▸ Given problem
List each line of the data that holds the string "Fitness".
* * * *
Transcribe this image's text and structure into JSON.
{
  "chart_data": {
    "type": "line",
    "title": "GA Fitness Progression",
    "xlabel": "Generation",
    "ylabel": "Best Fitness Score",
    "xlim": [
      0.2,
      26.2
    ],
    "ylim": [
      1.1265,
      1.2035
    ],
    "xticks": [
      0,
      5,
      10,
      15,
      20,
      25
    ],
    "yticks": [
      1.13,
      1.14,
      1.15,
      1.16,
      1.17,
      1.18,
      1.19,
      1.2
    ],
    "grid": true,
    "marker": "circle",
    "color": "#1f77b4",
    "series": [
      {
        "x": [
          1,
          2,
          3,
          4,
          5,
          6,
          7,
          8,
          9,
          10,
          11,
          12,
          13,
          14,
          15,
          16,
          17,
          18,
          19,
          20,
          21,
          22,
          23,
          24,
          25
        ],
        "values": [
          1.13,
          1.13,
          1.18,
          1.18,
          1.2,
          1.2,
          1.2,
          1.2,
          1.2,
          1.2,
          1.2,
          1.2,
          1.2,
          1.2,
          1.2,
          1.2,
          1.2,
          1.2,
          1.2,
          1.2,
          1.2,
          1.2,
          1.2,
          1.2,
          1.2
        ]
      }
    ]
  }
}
* * * *
▸ Expected output
    "title": "GA Fitness Progression",
    "ylabel": "Best Fitness Score",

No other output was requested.